++++ Excerpted data

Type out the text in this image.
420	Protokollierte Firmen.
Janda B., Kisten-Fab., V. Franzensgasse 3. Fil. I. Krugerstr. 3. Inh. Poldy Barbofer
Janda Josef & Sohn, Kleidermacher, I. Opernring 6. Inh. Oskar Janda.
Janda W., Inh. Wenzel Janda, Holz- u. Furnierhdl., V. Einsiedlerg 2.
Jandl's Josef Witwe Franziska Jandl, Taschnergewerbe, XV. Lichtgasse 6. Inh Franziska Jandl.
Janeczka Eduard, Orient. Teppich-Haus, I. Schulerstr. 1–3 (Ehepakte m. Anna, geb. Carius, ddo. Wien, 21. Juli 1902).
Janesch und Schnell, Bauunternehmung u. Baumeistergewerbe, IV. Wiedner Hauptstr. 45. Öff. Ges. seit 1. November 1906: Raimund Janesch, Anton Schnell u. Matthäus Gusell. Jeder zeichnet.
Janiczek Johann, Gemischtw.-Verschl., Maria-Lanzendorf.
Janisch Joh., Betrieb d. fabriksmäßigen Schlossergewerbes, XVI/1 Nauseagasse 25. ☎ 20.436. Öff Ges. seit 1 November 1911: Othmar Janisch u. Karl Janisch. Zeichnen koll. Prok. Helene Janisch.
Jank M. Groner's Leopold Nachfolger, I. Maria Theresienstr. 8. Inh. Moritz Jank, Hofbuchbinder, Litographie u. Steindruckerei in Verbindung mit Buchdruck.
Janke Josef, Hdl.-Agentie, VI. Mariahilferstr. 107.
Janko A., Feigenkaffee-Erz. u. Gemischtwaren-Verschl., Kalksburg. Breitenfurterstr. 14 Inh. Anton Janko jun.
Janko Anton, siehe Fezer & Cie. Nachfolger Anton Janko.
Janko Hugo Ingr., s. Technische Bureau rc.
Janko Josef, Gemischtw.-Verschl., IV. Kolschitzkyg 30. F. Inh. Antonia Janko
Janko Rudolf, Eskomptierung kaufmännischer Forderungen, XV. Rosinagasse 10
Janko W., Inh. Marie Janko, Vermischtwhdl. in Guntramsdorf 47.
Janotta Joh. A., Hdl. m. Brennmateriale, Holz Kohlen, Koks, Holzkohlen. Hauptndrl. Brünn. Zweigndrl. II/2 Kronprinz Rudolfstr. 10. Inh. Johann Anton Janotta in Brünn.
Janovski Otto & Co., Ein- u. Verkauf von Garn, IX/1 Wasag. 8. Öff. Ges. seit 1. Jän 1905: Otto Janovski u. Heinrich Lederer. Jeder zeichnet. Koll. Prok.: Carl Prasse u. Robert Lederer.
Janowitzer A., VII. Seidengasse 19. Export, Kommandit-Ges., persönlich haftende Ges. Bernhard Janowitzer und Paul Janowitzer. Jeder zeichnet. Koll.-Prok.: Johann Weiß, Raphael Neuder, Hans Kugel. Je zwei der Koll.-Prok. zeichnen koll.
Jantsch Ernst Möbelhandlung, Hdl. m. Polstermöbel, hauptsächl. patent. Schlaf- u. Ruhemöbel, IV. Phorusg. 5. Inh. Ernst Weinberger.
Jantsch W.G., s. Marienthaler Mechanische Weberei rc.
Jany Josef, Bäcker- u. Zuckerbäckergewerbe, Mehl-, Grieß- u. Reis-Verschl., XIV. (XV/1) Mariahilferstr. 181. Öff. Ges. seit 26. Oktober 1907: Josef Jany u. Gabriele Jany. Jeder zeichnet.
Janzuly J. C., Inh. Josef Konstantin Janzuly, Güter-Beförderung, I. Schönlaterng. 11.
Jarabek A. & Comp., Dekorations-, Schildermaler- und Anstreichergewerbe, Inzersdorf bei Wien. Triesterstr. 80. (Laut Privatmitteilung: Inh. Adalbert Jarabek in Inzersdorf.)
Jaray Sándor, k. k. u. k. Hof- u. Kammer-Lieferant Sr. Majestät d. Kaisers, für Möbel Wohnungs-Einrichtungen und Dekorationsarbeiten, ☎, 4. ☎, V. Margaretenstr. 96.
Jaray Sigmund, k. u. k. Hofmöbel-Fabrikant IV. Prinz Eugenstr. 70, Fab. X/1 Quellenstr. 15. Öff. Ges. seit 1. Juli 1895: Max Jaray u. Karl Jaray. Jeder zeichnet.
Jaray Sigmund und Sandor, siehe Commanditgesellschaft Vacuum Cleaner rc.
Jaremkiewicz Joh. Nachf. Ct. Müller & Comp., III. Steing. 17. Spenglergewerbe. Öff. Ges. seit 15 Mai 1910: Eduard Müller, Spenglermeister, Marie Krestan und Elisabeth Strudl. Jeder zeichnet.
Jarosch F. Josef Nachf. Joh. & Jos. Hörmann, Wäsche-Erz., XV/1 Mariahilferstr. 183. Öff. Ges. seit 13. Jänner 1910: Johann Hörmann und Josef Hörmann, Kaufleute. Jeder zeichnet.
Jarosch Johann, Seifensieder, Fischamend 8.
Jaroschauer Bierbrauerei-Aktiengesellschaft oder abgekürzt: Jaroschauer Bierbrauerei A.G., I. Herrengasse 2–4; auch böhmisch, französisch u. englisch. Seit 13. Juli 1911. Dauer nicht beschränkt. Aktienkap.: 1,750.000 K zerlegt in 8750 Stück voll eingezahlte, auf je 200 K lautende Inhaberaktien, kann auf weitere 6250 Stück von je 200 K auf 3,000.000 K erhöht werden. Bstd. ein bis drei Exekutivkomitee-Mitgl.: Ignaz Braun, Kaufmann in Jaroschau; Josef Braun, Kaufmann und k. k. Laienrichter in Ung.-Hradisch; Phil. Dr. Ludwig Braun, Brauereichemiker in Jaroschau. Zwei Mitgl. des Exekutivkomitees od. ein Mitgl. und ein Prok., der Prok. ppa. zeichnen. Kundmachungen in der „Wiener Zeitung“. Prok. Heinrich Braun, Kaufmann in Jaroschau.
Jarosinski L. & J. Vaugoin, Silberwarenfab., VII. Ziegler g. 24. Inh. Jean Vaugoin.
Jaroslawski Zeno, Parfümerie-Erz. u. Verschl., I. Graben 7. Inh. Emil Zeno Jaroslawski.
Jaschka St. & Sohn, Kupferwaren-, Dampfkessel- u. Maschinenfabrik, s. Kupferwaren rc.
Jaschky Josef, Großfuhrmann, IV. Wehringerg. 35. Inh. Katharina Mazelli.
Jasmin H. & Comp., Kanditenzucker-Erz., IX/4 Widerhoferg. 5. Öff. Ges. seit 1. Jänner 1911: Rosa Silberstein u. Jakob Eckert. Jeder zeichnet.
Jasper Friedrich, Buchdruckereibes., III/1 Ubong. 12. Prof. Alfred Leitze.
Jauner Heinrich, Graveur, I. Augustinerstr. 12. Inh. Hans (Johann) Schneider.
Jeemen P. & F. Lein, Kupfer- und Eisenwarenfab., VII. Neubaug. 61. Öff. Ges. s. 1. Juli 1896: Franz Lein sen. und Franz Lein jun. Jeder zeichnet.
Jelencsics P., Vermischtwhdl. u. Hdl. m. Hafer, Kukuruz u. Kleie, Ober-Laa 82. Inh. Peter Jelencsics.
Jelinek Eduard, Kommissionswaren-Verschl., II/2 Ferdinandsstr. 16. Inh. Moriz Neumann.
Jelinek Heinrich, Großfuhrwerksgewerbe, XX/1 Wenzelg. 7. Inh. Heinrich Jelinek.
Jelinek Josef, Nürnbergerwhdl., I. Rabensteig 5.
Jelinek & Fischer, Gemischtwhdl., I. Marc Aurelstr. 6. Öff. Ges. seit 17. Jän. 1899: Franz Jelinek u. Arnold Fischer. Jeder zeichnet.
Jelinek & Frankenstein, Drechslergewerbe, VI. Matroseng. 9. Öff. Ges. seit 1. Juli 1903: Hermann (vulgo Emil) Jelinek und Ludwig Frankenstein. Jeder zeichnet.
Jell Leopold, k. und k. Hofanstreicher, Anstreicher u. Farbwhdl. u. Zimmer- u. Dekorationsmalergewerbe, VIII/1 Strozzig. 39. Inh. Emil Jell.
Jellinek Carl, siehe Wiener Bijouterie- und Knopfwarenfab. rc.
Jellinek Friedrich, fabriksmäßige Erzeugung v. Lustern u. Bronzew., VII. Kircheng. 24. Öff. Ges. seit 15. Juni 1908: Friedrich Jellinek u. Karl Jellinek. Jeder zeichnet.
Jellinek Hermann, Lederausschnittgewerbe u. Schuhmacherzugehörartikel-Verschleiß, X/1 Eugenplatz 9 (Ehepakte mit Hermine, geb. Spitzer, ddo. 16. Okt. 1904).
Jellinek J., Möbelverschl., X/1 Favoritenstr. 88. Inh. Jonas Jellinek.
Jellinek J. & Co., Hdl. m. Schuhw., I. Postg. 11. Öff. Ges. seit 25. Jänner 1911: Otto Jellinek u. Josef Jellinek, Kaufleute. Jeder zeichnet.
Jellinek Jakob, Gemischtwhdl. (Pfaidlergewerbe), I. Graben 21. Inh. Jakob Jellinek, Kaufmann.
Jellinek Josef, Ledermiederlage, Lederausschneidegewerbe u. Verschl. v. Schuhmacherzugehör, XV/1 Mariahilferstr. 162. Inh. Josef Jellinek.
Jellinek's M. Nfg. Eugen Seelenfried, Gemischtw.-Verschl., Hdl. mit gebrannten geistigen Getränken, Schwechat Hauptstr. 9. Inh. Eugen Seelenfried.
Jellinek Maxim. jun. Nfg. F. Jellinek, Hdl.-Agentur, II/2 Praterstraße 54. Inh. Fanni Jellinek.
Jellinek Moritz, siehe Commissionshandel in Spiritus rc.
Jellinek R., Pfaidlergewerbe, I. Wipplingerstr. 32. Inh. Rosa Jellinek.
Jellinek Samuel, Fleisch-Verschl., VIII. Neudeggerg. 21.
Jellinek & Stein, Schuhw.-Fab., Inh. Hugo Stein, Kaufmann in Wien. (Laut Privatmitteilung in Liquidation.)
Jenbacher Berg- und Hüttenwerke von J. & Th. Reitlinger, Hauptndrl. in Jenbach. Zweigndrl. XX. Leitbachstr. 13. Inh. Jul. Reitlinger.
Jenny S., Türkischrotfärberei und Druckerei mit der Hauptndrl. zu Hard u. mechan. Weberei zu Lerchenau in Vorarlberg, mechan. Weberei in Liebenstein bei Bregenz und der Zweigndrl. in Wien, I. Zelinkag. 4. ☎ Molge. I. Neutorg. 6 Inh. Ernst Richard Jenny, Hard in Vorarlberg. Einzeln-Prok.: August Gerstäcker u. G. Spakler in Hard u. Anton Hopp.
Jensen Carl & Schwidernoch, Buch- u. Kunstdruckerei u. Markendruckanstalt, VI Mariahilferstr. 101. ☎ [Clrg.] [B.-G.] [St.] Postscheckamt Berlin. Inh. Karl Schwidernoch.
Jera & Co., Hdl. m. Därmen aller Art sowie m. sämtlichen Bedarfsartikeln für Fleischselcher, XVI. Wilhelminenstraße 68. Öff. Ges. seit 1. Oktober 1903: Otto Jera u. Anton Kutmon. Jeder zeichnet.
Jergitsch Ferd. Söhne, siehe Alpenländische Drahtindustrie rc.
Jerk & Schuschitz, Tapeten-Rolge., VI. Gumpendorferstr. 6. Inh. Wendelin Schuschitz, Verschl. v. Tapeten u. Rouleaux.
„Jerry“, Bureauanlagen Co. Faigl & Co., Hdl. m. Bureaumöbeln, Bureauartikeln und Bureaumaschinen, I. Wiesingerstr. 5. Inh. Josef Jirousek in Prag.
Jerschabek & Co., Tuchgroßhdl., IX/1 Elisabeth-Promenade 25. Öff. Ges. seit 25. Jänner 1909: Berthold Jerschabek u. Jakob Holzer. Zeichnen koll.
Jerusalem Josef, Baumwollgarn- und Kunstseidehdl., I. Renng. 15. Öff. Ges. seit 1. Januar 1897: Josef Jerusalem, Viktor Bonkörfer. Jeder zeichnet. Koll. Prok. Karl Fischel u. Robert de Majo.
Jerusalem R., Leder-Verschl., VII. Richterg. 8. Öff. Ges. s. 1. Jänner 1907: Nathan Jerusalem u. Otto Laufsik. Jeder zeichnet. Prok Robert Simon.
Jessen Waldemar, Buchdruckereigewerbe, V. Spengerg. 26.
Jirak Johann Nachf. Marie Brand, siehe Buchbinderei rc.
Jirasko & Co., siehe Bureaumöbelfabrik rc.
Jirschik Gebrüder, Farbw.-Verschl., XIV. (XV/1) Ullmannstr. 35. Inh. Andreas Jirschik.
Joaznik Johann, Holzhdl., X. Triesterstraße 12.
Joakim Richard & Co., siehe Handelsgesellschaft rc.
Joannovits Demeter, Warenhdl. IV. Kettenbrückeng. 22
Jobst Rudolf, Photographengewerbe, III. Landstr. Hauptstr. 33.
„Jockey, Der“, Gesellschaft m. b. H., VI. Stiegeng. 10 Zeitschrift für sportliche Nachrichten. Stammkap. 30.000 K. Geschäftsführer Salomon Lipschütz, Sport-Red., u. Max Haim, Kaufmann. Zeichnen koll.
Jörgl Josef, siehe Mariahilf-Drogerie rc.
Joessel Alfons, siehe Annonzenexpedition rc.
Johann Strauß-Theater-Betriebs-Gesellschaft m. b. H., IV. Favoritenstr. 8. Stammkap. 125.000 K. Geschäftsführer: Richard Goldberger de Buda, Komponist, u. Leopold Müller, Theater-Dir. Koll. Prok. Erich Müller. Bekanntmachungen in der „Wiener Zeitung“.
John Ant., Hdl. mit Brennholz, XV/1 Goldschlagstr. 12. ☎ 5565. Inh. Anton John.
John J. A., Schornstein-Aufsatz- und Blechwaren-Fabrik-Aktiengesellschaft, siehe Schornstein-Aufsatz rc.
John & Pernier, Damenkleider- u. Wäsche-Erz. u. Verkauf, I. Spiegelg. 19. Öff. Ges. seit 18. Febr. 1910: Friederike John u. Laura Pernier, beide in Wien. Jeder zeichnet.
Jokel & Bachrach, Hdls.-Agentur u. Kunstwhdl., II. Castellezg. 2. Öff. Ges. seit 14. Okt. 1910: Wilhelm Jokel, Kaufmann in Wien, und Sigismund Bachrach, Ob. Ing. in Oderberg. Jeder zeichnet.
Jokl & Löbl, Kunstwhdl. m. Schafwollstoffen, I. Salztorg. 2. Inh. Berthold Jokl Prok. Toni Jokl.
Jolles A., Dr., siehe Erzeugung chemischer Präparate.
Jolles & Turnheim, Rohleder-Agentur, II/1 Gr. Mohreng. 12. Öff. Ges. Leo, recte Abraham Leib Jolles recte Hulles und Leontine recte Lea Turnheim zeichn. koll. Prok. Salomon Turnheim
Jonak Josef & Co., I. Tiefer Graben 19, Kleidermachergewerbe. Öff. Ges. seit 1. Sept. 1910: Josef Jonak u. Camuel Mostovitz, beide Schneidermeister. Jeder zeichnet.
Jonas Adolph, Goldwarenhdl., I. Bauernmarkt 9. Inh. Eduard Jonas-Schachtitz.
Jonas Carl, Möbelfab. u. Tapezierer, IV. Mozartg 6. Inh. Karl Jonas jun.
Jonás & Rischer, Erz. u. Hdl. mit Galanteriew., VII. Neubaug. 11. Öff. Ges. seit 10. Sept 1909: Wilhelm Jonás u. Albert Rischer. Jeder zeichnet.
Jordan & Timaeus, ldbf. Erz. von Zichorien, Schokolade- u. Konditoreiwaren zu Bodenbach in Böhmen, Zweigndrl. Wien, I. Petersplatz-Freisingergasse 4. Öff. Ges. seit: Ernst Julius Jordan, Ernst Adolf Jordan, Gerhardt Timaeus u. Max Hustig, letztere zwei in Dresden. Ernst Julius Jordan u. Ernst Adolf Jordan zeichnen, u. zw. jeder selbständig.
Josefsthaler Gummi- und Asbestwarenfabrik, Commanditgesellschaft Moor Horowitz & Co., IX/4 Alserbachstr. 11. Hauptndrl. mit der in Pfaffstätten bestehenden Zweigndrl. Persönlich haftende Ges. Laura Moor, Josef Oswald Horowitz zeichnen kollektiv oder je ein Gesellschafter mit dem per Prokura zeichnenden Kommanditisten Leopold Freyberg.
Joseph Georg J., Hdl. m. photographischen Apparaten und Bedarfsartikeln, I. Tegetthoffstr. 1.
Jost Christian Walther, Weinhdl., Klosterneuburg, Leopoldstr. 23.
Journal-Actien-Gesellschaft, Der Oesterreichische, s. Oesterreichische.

++++++++

_Do this_. Report how many lines in the listing include the word "Moritz". Give nothing but the count.

_Answer to the task_. 2